* [Task statement] In the listing below, pick out lines with "ylabel".

---------- Record list

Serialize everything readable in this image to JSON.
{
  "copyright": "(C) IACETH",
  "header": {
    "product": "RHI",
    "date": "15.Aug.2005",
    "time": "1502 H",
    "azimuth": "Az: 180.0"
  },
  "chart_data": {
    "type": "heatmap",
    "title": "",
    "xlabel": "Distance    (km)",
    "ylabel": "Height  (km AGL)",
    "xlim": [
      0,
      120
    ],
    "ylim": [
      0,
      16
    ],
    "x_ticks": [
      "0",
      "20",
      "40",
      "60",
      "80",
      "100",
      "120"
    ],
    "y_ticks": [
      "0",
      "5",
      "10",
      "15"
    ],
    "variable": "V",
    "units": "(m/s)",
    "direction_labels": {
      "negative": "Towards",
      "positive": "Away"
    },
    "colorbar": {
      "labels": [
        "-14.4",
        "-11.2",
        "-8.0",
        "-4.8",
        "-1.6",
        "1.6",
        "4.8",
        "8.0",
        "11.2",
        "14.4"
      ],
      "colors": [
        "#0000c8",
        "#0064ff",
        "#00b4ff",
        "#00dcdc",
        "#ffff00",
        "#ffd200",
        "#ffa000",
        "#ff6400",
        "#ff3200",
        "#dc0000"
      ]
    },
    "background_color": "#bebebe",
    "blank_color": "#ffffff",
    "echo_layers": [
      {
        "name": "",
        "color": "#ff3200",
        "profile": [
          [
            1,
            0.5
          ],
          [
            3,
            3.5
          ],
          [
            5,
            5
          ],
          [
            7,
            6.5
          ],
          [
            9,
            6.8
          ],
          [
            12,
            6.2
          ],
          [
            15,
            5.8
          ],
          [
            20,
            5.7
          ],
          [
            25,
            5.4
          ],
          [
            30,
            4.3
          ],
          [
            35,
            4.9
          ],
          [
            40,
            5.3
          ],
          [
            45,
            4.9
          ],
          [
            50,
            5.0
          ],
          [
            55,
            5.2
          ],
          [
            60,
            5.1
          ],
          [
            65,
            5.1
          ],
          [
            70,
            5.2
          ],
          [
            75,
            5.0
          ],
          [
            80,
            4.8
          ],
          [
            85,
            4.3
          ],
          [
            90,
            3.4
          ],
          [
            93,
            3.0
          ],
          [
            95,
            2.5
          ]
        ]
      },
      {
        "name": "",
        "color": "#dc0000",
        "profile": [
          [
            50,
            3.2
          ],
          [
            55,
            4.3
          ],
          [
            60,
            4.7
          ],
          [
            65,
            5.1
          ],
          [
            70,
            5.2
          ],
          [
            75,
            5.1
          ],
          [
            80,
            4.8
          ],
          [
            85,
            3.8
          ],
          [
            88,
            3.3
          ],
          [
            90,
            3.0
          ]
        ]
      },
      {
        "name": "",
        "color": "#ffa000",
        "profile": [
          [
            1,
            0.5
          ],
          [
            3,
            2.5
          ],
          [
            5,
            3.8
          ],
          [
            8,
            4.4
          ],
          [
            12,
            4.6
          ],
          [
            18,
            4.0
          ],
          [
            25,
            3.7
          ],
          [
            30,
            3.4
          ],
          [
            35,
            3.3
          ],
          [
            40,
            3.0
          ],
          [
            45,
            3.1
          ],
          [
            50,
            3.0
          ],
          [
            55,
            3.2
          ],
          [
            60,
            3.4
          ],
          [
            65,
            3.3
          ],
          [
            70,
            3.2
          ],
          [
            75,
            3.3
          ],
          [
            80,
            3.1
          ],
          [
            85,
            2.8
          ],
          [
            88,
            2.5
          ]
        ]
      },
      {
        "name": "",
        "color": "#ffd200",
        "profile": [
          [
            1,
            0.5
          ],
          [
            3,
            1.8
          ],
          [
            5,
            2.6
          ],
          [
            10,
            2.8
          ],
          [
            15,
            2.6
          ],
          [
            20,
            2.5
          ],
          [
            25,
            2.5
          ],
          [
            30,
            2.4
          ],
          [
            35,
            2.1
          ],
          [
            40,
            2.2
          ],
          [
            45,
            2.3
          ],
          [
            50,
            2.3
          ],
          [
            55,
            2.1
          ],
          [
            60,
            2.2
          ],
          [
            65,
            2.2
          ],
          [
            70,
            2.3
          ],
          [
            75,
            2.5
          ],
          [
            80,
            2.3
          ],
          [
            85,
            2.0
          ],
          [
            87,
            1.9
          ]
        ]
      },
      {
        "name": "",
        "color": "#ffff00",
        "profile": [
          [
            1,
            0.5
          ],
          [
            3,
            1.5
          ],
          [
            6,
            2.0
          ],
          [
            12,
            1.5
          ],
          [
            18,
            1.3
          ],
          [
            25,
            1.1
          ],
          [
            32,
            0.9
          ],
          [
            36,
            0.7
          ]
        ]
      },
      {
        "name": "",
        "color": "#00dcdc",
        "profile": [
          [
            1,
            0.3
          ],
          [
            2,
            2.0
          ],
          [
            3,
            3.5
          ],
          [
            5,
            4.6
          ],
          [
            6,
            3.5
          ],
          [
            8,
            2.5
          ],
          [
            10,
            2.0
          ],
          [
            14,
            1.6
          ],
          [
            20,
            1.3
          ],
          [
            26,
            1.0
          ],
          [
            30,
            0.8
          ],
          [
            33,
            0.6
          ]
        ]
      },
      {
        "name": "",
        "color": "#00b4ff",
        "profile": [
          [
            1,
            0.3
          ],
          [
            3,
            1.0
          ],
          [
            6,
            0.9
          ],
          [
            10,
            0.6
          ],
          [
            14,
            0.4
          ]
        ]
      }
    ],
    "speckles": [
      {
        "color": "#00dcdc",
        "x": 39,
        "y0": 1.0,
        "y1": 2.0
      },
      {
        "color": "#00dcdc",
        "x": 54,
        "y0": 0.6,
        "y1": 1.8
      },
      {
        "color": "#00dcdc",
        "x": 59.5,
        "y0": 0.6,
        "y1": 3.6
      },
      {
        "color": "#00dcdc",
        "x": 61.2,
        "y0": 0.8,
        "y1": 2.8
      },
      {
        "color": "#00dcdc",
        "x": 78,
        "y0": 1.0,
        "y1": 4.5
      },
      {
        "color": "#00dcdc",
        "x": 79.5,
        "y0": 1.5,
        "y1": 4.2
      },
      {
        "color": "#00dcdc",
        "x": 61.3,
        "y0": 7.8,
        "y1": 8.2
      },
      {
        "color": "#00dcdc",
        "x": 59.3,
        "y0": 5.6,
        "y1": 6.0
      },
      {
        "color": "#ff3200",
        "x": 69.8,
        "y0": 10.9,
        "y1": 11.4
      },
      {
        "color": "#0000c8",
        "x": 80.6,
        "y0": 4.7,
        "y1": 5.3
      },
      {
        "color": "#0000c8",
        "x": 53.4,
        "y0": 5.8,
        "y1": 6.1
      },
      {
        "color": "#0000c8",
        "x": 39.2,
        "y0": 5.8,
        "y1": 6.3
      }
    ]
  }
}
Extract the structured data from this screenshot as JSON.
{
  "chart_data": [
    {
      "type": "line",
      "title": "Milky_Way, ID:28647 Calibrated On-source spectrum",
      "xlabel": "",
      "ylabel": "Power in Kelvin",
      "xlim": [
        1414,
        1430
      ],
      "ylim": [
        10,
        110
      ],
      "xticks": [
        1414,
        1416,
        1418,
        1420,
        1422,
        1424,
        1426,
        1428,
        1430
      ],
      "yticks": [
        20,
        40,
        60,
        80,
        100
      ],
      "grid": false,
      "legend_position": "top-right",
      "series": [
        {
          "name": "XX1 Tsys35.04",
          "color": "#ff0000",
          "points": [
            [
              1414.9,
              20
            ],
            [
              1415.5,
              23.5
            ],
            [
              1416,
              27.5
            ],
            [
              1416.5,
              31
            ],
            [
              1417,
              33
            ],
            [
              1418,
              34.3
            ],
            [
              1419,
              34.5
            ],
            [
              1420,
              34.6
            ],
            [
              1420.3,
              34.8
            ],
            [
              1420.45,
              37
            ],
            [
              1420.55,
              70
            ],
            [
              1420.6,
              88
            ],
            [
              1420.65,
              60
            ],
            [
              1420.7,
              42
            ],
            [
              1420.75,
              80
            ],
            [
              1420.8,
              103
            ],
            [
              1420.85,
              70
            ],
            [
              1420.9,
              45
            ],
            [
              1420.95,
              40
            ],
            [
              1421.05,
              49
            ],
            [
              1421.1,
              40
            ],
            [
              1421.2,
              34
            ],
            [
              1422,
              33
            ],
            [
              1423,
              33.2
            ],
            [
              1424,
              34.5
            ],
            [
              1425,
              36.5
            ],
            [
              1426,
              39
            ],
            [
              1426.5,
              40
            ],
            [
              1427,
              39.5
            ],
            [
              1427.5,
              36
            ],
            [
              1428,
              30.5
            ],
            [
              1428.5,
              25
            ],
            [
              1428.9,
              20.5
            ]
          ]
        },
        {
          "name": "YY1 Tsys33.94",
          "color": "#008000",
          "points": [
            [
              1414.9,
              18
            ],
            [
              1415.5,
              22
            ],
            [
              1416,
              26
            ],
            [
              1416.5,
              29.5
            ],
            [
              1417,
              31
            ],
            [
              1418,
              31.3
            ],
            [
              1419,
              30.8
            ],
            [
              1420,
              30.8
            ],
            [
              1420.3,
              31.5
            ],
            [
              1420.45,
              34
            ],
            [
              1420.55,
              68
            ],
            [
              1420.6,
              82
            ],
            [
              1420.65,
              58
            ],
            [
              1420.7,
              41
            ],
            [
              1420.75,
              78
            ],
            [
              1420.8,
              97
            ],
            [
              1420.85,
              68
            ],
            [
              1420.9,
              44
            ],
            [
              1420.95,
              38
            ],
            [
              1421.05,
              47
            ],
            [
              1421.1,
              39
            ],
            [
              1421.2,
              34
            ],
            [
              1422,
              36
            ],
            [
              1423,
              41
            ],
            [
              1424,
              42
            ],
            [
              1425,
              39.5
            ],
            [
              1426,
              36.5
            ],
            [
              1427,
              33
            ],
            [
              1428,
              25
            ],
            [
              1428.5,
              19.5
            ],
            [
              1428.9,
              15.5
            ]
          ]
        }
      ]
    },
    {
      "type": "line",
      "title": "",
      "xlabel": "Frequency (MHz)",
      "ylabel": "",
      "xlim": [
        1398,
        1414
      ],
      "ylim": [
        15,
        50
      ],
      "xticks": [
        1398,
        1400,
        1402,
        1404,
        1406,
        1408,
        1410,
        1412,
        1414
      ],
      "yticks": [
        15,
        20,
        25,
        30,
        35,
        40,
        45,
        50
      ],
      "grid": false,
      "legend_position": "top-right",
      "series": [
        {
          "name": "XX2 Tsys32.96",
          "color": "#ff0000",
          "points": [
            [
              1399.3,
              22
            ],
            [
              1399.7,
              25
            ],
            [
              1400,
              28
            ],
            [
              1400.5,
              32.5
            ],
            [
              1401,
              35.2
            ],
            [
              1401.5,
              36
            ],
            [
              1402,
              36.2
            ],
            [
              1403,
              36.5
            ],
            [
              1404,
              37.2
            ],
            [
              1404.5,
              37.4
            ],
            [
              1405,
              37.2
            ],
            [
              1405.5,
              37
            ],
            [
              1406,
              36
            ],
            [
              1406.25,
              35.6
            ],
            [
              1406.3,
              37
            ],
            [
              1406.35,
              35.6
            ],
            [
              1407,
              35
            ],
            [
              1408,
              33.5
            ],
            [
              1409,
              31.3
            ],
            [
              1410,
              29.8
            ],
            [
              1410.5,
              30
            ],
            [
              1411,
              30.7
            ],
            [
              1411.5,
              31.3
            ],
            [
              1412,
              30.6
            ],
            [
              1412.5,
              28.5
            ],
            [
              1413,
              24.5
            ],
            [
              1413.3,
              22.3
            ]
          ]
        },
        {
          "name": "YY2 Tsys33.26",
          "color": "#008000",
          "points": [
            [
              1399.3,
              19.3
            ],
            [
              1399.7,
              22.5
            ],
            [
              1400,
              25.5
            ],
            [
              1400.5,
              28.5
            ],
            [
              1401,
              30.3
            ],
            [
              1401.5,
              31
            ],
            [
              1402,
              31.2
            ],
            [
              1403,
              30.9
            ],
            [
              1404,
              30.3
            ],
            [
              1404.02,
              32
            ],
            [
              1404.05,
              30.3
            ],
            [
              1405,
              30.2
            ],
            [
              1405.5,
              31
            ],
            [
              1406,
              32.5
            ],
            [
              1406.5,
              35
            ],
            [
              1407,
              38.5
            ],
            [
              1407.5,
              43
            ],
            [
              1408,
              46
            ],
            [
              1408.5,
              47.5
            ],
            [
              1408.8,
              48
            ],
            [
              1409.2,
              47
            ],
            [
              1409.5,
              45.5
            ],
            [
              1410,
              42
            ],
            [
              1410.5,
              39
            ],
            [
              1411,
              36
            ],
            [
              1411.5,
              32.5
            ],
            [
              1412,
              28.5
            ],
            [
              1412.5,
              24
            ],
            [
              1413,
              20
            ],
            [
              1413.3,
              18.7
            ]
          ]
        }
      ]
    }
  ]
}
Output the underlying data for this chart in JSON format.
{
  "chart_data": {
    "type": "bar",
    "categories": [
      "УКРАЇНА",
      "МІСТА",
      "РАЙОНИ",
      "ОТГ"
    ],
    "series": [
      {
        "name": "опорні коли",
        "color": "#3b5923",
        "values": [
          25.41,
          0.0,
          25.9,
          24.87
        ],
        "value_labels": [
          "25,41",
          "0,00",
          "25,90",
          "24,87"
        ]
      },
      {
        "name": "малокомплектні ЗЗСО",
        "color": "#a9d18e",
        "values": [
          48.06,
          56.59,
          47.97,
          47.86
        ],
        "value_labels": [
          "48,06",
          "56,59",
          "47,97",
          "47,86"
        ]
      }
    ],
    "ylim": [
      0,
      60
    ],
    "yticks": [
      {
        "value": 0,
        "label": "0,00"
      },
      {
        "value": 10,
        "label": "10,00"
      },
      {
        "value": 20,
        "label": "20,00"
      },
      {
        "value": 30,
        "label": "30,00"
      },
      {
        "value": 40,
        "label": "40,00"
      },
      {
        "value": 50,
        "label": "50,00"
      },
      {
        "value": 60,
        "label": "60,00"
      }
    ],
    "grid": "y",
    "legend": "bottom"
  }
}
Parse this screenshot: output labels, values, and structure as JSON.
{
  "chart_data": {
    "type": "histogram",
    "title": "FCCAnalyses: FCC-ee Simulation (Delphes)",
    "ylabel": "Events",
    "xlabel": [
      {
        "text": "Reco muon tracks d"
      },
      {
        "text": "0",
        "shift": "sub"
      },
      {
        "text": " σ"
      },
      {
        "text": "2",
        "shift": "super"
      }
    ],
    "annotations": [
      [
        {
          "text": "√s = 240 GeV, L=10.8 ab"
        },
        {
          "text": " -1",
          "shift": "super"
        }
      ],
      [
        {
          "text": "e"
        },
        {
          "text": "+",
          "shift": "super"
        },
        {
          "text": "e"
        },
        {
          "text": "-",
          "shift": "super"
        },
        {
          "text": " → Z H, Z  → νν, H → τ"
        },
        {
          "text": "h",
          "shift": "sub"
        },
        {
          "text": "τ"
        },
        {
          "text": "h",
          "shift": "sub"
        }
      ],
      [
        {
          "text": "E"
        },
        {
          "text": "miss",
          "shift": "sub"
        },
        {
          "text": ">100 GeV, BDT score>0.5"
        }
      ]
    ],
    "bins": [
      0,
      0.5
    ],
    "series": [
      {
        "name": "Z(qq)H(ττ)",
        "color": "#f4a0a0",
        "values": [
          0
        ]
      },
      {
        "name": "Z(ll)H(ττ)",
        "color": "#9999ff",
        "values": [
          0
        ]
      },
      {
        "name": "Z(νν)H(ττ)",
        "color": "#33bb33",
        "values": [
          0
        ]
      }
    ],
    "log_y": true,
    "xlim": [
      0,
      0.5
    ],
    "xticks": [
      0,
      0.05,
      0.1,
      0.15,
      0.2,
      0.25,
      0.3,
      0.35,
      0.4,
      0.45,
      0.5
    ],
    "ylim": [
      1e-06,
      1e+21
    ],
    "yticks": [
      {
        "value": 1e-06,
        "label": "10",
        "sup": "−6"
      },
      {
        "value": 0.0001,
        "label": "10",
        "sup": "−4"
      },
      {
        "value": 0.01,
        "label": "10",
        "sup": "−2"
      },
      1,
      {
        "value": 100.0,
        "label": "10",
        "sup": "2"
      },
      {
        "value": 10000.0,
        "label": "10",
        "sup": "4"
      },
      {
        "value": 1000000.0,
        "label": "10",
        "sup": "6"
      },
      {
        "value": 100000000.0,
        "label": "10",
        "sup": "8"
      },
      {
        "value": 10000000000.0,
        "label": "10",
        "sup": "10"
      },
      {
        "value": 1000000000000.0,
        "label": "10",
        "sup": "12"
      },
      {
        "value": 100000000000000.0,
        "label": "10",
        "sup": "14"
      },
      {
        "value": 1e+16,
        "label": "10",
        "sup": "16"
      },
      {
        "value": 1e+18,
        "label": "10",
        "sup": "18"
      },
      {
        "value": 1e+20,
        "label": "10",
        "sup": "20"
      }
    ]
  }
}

--------------------

* [Answer in full]
    "ylabel": "Height  (km AGL)",
      "ylabel": "Power in Kelvin",
      "ylabel": "",
    "ylabel": "Events",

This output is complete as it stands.